- [What you will do]:
Locate the word "llamado" in the material, then show every line that holds it.

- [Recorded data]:
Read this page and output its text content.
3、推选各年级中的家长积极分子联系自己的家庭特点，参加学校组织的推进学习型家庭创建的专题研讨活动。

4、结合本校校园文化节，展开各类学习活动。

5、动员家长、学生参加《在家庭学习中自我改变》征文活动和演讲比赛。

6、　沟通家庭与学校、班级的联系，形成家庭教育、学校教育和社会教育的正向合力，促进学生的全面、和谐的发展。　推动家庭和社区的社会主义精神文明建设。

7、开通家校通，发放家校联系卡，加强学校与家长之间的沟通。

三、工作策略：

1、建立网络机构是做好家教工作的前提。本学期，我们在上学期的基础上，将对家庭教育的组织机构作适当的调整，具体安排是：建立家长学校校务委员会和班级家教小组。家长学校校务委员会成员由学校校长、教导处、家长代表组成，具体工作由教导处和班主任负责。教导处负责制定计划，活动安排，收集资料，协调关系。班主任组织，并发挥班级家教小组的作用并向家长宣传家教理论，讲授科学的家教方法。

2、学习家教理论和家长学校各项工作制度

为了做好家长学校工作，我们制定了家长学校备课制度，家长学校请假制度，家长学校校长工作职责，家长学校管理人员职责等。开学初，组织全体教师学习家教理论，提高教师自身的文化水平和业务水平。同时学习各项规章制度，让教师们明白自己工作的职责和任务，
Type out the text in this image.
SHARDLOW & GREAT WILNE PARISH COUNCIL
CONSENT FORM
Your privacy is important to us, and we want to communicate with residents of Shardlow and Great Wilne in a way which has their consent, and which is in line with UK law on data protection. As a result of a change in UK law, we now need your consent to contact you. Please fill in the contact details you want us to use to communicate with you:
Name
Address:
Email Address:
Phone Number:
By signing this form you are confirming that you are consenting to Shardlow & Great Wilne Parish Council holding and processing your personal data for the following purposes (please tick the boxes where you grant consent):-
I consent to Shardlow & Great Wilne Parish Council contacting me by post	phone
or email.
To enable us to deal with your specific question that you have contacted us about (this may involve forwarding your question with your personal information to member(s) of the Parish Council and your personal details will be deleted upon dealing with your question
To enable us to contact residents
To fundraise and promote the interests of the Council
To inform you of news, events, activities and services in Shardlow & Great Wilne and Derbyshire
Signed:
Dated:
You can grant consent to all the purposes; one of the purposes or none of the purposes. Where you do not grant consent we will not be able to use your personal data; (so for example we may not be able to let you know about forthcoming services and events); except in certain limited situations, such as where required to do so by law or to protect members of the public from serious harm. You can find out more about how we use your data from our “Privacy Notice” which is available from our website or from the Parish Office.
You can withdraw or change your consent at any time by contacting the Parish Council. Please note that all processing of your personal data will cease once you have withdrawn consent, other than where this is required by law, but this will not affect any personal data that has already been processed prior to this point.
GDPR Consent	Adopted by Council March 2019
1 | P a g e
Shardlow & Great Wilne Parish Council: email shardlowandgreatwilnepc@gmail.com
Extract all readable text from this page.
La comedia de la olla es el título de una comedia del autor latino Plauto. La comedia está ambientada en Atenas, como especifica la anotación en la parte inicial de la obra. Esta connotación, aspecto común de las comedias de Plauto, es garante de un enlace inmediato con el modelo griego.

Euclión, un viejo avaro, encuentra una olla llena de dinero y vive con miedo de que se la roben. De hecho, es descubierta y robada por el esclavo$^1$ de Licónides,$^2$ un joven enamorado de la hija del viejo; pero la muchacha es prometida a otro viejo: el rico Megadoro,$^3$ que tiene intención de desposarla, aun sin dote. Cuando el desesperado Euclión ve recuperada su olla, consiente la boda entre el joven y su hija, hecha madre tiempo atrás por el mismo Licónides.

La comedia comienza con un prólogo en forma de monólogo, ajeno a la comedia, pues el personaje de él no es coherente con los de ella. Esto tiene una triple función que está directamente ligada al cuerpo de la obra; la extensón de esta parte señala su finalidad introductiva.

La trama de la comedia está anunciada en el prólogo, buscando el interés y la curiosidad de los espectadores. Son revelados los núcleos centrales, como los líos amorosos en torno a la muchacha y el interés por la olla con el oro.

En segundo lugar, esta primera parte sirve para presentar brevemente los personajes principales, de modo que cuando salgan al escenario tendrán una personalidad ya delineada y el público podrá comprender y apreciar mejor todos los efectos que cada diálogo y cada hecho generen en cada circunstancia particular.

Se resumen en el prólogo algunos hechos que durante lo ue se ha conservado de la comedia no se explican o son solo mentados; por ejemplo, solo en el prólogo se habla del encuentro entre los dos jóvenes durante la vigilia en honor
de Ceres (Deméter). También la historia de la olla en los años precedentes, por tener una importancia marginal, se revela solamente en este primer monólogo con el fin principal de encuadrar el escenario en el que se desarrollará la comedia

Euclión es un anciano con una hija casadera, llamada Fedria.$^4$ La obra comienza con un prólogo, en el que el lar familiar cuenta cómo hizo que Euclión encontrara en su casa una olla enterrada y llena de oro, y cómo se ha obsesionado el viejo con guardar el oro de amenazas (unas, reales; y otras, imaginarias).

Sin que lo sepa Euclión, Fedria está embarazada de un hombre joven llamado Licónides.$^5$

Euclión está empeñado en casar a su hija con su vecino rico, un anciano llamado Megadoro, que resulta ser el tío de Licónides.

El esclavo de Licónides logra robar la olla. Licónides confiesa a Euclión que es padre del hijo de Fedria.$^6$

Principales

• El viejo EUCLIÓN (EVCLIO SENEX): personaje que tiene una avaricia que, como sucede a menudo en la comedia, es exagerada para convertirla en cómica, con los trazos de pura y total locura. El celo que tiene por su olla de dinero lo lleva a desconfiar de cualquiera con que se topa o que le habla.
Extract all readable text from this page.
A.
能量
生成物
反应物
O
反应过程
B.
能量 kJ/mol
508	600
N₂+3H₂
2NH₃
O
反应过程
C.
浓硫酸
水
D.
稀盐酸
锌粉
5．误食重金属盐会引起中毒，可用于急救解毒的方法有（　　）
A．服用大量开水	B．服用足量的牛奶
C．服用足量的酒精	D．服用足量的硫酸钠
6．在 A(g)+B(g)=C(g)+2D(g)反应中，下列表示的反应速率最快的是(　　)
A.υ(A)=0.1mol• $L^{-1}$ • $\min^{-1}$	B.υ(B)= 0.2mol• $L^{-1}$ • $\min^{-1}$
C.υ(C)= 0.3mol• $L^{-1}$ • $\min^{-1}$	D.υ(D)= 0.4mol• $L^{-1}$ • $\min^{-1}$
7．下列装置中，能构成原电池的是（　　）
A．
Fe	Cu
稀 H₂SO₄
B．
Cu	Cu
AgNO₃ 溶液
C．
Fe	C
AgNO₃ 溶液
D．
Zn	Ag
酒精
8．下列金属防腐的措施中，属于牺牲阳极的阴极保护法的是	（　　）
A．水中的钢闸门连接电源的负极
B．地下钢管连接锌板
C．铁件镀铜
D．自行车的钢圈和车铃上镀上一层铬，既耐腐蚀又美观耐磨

- [Solved problem]:
Sin que lo sepa Euclión, Fedria está embarazada de un hombre joven llamado Licónides.$^5$
Euclión está empeñado en casar a su hija con su vecino rico, un anciano llamado Megadoro, que resulta ser el tío de Licónides.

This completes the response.